━━━ Data provided ━━━

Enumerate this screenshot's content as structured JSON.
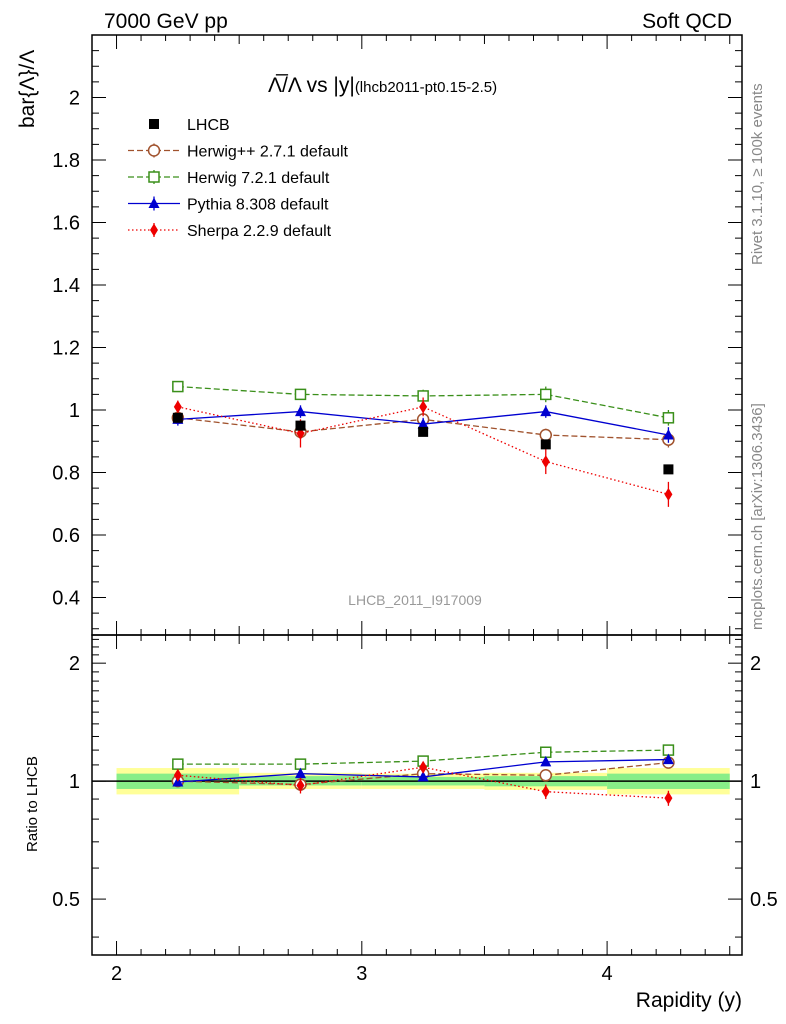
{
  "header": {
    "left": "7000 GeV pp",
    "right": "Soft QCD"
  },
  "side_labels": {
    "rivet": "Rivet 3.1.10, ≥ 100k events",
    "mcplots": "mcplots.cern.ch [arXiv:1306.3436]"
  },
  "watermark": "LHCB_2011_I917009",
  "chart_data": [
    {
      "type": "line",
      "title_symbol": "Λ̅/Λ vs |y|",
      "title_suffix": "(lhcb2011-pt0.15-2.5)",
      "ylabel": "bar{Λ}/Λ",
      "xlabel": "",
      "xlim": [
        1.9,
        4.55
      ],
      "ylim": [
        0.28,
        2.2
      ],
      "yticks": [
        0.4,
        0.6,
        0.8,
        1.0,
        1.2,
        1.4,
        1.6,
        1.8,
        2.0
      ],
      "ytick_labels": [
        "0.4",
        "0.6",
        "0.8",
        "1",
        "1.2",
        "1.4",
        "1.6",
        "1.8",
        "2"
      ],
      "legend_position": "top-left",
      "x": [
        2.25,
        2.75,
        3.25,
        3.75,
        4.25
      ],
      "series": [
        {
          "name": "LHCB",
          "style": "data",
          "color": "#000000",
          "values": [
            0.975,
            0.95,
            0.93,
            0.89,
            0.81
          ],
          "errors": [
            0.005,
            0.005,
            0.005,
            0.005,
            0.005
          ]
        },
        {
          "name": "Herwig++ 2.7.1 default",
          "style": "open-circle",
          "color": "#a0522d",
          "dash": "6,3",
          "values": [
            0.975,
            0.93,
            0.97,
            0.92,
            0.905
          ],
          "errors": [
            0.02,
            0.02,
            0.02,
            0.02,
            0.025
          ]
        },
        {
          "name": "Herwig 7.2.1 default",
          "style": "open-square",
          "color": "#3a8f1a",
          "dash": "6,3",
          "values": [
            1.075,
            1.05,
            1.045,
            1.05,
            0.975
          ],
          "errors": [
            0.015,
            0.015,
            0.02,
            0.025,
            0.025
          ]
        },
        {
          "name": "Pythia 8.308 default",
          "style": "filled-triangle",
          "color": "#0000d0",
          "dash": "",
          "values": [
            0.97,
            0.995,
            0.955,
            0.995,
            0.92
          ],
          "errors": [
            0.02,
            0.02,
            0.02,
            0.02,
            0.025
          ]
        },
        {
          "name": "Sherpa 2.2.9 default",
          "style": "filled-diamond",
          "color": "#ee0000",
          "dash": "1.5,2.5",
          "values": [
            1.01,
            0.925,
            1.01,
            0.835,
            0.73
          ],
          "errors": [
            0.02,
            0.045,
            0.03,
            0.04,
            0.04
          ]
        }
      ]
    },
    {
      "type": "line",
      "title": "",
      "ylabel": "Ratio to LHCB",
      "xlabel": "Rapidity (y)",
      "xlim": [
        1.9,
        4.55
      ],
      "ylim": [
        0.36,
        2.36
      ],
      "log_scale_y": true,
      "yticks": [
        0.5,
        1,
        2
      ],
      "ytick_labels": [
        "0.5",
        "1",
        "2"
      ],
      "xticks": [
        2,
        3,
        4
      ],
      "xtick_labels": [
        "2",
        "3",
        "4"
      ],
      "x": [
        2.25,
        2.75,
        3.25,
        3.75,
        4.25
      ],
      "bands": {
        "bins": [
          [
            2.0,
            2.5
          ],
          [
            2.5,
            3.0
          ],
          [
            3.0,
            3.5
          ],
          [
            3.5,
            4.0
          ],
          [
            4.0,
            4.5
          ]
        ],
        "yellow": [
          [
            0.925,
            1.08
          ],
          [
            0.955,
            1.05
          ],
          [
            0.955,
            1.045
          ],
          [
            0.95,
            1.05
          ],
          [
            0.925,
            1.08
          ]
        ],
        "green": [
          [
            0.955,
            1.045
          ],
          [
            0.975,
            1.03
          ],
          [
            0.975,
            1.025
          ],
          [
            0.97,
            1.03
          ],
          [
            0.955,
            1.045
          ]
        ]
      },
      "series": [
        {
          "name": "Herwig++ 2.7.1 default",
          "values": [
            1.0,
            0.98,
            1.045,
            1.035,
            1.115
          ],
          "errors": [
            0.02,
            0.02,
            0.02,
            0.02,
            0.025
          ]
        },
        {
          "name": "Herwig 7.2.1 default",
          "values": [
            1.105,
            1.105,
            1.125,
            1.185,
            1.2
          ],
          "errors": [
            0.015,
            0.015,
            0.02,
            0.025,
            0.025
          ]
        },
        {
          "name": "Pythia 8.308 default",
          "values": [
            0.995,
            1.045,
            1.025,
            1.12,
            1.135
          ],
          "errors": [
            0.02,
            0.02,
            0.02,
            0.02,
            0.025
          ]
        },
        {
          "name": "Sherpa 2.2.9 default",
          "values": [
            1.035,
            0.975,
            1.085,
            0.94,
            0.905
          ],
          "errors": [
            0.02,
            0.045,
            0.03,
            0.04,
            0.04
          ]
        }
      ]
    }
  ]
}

━━━
━━━ Data provided ━━━

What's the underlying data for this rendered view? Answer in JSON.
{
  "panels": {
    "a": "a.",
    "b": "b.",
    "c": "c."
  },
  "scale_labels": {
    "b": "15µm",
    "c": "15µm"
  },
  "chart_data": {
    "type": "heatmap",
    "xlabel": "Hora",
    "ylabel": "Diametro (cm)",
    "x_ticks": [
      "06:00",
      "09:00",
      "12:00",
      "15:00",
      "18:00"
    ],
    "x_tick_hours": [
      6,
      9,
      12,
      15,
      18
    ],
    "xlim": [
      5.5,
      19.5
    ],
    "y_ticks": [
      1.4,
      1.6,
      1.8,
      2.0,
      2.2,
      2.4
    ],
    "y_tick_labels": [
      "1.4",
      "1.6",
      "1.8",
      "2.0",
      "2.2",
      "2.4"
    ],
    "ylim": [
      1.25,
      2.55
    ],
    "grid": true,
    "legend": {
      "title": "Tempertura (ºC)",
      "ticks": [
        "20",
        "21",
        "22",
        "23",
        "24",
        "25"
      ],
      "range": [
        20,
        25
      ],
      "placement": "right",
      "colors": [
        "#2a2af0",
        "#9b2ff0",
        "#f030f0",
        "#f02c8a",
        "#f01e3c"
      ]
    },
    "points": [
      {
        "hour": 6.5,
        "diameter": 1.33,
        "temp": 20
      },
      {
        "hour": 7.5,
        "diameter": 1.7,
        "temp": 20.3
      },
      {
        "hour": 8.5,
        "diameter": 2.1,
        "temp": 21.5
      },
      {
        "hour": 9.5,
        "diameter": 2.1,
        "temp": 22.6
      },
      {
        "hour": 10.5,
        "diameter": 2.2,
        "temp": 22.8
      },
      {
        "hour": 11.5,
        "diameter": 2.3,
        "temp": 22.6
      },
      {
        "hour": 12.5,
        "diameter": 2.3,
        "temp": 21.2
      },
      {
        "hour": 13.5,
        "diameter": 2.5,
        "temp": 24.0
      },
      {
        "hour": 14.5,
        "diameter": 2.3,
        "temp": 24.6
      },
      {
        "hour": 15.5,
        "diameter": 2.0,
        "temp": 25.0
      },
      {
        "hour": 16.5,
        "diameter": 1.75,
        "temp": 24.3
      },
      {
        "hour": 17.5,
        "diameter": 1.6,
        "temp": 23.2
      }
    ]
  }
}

━━━
━━━ Data provided ━━━

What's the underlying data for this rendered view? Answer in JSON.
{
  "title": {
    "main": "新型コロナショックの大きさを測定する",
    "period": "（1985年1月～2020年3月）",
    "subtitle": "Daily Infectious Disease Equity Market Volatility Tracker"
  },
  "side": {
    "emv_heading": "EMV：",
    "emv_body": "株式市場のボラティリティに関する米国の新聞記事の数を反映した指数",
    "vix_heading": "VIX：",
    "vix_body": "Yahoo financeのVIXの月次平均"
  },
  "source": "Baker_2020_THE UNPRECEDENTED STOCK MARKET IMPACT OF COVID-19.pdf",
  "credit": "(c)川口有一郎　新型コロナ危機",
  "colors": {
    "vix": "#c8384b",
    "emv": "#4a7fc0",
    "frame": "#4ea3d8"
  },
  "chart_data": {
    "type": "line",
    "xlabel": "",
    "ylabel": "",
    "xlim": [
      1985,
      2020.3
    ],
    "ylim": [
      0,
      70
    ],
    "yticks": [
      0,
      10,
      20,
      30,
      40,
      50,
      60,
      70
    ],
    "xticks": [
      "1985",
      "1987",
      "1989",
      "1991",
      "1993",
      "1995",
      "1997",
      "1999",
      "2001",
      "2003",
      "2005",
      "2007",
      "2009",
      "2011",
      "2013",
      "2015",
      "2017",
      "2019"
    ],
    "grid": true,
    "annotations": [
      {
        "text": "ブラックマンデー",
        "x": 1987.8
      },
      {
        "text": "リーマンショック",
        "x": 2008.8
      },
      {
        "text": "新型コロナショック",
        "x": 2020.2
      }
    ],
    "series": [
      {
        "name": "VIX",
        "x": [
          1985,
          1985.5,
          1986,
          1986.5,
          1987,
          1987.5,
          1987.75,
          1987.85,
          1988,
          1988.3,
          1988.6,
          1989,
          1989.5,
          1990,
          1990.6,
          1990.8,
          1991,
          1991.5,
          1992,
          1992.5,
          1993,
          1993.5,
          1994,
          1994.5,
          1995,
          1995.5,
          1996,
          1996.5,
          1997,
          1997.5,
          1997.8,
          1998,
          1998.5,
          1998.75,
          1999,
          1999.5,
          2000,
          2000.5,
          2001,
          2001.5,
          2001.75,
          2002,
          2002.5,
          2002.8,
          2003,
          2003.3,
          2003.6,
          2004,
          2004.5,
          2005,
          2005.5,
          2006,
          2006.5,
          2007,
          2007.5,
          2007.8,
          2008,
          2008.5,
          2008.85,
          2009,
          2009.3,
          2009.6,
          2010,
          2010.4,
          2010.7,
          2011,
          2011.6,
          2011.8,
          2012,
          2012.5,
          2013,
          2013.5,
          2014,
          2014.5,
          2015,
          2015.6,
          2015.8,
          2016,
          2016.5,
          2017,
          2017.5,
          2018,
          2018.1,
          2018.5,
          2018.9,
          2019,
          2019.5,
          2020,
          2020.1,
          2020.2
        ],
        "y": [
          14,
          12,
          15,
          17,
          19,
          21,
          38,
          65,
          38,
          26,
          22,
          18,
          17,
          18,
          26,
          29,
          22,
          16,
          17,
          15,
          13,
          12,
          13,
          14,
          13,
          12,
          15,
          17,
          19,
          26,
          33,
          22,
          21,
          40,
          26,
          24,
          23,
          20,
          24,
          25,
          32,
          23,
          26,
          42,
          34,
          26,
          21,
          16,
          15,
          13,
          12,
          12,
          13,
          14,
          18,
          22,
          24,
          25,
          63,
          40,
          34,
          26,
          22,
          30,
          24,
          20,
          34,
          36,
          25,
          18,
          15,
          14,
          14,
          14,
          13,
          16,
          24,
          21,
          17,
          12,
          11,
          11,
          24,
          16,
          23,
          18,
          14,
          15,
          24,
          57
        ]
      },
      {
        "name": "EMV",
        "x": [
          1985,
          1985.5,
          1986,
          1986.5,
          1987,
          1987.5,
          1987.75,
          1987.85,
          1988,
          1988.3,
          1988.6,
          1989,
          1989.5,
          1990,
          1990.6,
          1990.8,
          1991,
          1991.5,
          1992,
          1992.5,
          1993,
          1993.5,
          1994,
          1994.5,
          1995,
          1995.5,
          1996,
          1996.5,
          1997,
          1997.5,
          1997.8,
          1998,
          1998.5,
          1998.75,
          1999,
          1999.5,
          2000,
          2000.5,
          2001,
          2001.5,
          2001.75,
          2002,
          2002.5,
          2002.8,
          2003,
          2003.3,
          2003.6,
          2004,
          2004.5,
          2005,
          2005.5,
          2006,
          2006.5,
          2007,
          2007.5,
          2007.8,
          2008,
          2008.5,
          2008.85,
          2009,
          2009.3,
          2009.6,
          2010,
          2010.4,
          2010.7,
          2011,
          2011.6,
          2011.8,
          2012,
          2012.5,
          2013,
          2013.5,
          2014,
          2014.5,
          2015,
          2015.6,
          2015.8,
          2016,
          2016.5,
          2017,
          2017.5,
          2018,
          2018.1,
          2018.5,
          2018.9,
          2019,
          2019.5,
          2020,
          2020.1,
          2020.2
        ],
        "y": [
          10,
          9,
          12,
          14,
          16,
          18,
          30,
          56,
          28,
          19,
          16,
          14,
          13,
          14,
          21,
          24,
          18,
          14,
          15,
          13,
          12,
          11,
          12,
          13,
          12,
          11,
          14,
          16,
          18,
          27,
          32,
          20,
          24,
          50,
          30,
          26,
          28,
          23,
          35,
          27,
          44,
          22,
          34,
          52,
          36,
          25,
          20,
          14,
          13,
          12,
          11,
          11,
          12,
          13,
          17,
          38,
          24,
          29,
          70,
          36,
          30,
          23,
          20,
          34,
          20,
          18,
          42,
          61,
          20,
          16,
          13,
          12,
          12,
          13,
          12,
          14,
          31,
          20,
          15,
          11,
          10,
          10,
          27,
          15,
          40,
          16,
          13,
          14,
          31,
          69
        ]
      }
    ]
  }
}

━━━

Short problem: Go through the entries above and count the lines containing the word "type"; give only that count.

Task answer: 4